## [Set exercise 1]
In the passage about Burgundy winemaking, how does Frédéric Magnien rank the factors that determine a wine's quality?
## [Set exercise 2]
Extend the passage about Burgundy winemaking, picking up after its final sentence.

## [Document section]

This is a saying that the French use when discussing Burgundy: it is the man who makes the difference. Although the French system of classifying vineyards is based on the idea that pieces of land are better suited to certain grow grapes than others, this does not detract from the sentiment that it is the winemaker who is ultimately the determining factor in the quality of the wine.
I was recently listening to an interview with Burgundian winemaker Frédéric Magnien. Magnien echoed this creed, going so far as to state that the winemaker is most important, then the vintage, and THEN the terroir in determining the quality of a wine. In a wine world obsessed with the concept of terroir, this seemed like a bold statement to make.

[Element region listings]
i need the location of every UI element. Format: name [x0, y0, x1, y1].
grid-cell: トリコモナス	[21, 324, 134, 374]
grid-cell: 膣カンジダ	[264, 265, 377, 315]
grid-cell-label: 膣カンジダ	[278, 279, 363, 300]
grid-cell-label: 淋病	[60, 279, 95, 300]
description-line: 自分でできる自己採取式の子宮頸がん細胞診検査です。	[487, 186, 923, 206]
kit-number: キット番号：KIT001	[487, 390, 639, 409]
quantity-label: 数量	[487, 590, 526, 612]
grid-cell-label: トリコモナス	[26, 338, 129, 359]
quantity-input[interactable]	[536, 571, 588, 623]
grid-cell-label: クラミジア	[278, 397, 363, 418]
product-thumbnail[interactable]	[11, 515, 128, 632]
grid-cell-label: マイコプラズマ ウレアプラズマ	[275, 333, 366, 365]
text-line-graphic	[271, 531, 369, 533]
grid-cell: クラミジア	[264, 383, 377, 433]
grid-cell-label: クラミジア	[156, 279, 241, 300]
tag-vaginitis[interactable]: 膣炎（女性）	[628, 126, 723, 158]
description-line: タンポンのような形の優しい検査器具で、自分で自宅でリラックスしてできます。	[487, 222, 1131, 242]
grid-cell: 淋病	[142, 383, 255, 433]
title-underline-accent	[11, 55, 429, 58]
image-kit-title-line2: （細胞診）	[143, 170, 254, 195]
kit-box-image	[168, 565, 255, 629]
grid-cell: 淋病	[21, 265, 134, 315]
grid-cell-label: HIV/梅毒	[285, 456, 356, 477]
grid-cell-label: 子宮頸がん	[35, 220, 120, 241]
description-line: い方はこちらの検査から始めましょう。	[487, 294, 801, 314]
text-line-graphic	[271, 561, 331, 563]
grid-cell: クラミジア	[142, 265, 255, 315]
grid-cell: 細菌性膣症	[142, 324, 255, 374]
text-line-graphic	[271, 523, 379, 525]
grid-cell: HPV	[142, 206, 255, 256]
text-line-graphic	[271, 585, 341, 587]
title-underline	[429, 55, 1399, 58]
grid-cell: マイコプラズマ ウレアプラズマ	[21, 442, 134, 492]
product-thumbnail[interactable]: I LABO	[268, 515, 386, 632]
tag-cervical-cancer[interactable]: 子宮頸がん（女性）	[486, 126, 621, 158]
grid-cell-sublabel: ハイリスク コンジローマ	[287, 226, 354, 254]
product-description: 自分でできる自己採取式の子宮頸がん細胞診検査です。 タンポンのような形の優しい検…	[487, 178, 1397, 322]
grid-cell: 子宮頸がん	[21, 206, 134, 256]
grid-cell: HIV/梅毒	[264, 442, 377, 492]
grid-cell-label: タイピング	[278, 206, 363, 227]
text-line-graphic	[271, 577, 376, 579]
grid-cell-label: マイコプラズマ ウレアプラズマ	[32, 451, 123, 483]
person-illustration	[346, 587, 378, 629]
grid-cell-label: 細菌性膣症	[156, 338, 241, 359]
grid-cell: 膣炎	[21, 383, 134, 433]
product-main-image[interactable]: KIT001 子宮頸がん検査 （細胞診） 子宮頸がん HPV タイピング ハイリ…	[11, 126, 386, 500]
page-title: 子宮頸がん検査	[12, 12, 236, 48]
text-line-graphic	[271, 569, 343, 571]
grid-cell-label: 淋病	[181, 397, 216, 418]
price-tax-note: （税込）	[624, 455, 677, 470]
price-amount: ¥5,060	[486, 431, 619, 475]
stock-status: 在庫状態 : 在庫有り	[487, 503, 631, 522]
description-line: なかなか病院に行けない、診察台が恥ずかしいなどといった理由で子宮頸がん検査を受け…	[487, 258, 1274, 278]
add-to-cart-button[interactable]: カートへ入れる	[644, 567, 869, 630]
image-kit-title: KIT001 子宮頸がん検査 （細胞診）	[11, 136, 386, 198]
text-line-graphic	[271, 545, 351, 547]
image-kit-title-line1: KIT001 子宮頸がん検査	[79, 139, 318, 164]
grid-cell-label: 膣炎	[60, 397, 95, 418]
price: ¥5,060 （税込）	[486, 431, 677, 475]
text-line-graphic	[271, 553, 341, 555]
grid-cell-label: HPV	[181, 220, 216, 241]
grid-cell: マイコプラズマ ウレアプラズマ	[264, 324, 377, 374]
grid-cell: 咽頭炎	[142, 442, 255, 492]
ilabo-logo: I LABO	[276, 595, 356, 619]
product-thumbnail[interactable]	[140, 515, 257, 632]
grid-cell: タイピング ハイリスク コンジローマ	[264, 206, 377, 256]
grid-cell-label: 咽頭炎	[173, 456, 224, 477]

## [Exercise answer 1]
The winemaker comes first, then the vintage, then the terroir.

## [Exercise answer 2]
Perhaps it is not surprising that a winemaker would believe that it is the “man who makes the difference,” but Magnien’s interview did a lot to convince me the veracity of this statement. Magnien is a négociant as well as a grower himself. And unlike most négociants, he is intimately involved in the growing and harvesting of the grapes he buys. Every morning, Magnien heads out early on his bike, roaming the vineyards of Burgundy. He looks at which hills get the best light at different times of day; he looks for high quality soil; he looks to see if there is a thoughtful and meticulous grower in the vineyards. He carefully selects these vineyards, growers, and grapes to make wine with. This is the type of man, I thought, that I would like making my Burgundy.
The day after I listened to this interview, I came into LUSH to find a case of Frédéric Magnien’s 2005 Mercurey ($38.50) on the wall. How fortuitous! This wine is three for three: winemaker, vintage, and terroir. Mecurey is a village in the Cote Chalonnaise (named after the messenger of the Gods!), known for its high quality, relatively inexpensive reds: aromatic, flavorful, and elegant at a fraction of the price of Cote D’Or. And if you’ve read anything about wine in the last year, you know about 2005 in France — perhaps the best vintage in 20 years. Mercurey can also be drunk much younger than many Burgundies, usually in the 3-7 year range (and perhaps upwards of 10 in this vintage). This is one 2005 that is ready to go and approachable right now, but should also continue to age beautifully.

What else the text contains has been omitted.